Problem:
Report the count of lines holding "name" in the records, with no other words.

Given information:
☆ ☆ ☆ ☆ ☆ ☆ ☆
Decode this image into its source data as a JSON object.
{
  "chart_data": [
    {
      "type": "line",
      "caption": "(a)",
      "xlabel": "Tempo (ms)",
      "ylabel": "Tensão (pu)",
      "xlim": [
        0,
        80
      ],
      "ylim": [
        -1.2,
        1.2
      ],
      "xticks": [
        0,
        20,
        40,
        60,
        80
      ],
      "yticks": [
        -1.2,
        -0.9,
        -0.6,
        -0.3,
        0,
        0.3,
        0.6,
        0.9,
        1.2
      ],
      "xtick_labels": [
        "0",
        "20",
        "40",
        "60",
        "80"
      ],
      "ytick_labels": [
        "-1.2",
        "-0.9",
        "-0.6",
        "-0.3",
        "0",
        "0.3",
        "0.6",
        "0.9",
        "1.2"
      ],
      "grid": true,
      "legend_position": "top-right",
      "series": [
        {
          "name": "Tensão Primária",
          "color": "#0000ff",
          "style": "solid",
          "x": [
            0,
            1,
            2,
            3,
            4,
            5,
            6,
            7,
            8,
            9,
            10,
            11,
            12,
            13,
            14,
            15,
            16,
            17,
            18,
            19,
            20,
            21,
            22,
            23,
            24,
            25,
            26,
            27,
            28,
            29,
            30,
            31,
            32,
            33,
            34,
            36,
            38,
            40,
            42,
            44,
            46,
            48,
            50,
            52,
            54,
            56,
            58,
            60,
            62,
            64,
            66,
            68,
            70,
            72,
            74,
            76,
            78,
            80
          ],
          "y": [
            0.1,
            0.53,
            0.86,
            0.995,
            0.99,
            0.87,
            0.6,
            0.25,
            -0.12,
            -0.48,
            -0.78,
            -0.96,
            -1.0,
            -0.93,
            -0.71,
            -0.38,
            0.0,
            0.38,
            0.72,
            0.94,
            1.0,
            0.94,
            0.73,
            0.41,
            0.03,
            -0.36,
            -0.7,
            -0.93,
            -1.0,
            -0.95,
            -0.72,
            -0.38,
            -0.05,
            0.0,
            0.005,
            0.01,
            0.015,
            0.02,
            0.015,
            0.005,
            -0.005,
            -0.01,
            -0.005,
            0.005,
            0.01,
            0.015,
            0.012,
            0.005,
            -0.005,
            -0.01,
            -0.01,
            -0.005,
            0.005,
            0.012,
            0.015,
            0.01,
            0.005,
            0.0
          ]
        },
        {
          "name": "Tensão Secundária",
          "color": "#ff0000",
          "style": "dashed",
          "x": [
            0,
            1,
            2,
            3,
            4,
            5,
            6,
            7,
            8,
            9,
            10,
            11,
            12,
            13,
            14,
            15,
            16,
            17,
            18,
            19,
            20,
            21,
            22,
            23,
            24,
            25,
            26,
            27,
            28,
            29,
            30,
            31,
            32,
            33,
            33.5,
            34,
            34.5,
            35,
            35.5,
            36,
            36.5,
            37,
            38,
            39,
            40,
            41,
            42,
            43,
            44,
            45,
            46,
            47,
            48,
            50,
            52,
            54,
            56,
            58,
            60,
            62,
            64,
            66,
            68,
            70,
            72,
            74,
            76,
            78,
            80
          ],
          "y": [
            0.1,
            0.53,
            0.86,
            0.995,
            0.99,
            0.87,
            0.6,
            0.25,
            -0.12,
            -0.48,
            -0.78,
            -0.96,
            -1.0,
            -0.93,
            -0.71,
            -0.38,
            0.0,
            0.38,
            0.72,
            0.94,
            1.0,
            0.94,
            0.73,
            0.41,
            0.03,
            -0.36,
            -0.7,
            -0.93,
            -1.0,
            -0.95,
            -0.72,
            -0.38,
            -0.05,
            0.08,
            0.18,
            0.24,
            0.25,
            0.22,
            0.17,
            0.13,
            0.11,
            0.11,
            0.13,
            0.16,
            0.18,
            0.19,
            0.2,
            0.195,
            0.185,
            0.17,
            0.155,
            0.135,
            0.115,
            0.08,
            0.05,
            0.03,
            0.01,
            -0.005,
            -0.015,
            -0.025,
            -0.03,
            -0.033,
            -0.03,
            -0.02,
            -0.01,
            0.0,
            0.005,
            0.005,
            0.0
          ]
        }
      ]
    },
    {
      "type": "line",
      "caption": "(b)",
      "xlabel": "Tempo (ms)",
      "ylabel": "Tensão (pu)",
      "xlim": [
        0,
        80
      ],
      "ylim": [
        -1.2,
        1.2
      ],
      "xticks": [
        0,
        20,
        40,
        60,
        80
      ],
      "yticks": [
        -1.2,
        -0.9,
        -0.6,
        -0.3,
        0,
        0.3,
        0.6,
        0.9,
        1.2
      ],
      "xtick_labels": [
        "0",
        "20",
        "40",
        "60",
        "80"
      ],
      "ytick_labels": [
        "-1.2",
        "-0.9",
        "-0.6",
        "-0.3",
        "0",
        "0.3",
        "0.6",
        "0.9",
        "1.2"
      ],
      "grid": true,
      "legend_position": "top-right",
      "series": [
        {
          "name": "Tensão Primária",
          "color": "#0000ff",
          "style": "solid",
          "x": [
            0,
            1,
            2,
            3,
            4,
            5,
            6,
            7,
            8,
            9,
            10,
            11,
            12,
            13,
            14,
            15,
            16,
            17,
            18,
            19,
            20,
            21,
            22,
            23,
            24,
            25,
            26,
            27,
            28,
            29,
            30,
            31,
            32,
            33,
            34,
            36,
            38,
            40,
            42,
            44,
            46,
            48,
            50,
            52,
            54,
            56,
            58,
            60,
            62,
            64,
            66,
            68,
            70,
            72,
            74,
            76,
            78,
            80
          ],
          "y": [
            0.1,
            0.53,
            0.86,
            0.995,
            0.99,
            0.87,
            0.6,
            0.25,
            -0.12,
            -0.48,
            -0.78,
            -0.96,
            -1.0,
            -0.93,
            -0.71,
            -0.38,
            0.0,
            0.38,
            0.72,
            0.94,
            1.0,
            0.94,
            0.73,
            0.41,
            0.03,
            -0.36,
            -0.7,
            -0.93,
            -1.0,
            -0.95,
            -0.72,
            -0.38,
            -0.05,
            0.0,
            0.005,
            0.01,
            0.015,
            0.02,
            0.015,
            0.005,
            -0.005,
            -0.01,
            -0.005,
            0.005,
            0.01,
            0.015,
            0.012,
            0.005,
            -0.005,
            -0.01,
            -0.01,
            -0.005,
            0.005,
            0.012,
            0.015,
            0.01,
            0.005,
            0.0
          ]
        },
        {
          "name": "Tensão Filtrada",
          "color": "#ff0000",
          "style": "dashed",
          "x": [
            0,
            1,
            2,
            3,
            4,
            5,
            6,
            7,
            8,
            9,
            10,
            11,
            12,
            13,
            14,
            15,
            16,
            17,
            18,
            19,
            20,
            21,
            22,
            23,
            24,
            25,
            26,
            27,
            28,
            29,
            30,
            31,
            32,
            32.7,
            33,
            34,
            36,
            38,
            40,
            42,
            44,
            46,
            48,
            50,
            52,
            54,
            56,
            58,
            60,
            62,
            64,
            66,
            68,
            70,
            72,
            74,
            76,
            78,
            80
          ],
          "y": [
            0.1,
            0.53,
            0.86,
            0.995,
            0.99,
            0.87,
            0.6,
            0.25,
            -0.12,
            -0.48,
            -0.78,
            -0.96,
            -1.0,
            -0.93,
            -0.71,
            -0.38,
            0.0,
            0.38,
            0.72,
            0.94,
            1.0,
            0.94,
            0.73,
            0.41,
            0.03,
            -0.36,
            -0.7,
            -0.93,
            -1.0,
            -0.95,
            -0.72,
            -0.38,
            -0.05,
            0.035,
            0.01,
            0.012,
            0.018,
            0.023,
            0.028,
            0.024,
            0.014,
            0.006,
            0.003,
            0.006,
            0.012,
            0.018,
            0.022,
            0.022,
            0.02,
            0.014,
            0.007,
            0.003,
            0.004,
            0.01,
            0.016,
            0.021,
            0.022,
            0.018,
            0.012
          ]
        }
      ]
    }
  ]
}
☆ ☆ ☆ ☆ ☆ ☆ ☆
Response:
4